**EXERCISE DETAILS**
Reproduce the cycling forum thread starting with "## Gripped (Nov" and going on through "Roche's blog ...", substituting "laughing group" for "autobus".

[Start of DOCUMENT]

BTW the road was not absolutely flat and his sprint opponents had been protected all day as well


----------



## RRRoubaix (Aug 27, 2008)

albert owen said:


> That was an exciting race.....


----------



## Gripped (Nov 27, 2002)

Salsa_Lover said:


> It will be funny to see the world champion stripes on the autobus and hoping it's big enough to make it even out of the cutout time...


From Nick Roche's blog ...

I lost more time today than I lost in the last two Tours put together | Nicolas Roche



> A kilometre and a half further up, I made contact with the back of the grupetto. In Italian, grupetto means little group, but there were 75 riders in it, including green jersey Mark Cavendish, world champion Thor Hushovd and world time trial champ Fabian Cancellara.


So what's different from this year?


----------



## carbonLORD (Aug 2, 2004)

Maybe all of these "well rounded" cyclists should learn how to sprint.


----------



## 55x11 (Apr 24, 2006)

T0mi said:


> congrats to Cavendish, first girl to ever beat the elite mens at the worlds. That's quite an achievement.
> 
> I predicted boredom, I'm glad I didn't watch it and did more important things looking at the live reports.


Congrats to T0mi, first moreon to post something totally moreonic.


----------



## 55x11 (Apr 24, 2006)

[End of DOCUMENT]
[Start of EXTRACTED MATERIAL]

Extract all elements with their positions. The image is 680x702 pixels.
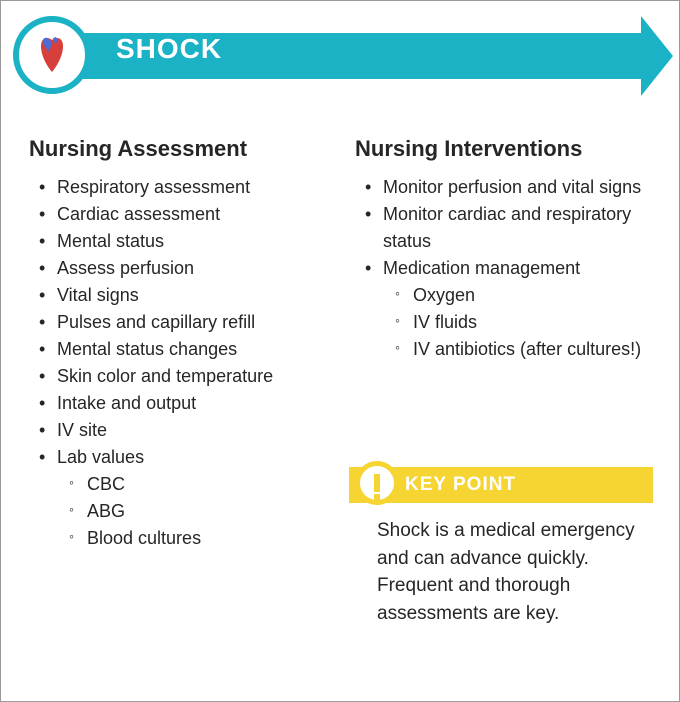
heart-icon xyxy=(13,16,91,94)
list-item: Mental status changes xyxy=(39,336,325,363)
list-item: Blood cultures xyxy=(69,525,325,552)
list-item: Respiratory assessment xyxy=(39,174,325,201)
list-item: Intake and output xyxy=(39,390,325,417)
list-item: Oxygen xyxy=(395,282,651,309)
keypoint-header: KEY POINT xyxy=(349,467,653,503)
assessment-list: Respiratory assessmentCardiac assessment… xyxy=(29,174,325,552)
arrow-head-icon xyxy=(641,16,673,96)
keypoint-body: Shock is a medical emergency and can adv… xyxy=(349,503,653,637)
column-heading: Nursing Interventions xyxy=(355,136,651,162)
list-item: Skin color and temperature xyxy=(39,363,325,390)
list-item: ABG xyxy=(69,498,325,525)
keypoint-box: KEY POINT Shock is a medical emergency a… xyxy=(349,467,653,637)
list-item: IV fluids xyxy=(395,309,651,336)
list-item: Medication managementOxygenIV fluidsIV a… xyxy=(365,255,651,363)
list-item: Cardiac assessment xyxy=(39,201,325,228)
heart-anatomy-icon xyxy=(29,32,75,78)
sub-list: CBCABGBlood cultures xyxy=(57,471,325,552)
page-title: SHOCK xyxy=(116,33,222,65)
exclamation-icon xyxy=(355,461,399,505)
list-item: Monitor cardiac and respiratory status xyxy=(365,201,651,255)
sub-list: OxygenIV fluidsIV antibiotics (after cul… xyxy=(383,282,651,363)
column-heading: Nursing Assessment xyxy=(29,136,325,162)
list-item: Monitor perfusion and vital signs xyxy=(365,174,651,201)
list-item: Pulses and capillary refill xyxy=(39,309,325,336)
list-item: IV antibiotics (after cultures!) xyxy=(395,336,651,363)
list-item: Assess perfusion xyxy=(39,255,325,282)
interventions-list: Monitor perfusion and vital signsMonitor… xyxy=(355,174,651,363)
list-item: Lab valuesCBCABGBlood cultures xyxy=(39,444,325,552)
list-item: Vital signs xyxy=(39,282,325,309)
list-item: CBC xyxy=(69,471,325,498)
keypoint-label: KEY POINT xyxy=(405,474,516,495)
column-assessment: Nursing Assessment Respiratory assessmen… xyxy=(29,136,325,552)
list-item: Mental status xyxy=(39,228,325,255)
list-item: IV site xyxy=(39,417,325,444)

[End of EXTRACTED MATERIAL]
[Start of EXTRACTED MATERIAL]

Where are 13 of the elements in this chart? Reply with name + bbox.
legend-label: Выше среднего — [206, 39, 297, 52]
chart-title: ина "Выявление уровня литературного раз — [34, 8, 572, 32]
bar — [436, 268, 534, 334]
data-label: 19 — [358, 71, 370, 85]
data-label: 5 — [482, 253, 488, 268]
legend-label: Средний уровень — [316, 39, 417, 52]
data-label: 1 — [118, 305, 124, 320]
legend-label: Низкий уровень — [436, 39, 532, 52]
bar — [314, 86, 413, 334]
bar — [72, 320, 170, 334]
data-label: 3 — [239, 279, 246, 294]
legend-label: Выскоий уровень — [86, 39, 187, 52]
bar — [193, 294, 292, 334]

[End of EXTRACTED MATERIAL]

**SOLUTION TO THIS TASK**
## Gripped (Nov 27, 2002)

Salsa_Lover said:


> It will be funny to see the world champion stripes on the laughing group and hoping it's big enough to make it even out of the cutout time...


From Nick Roche's blog ...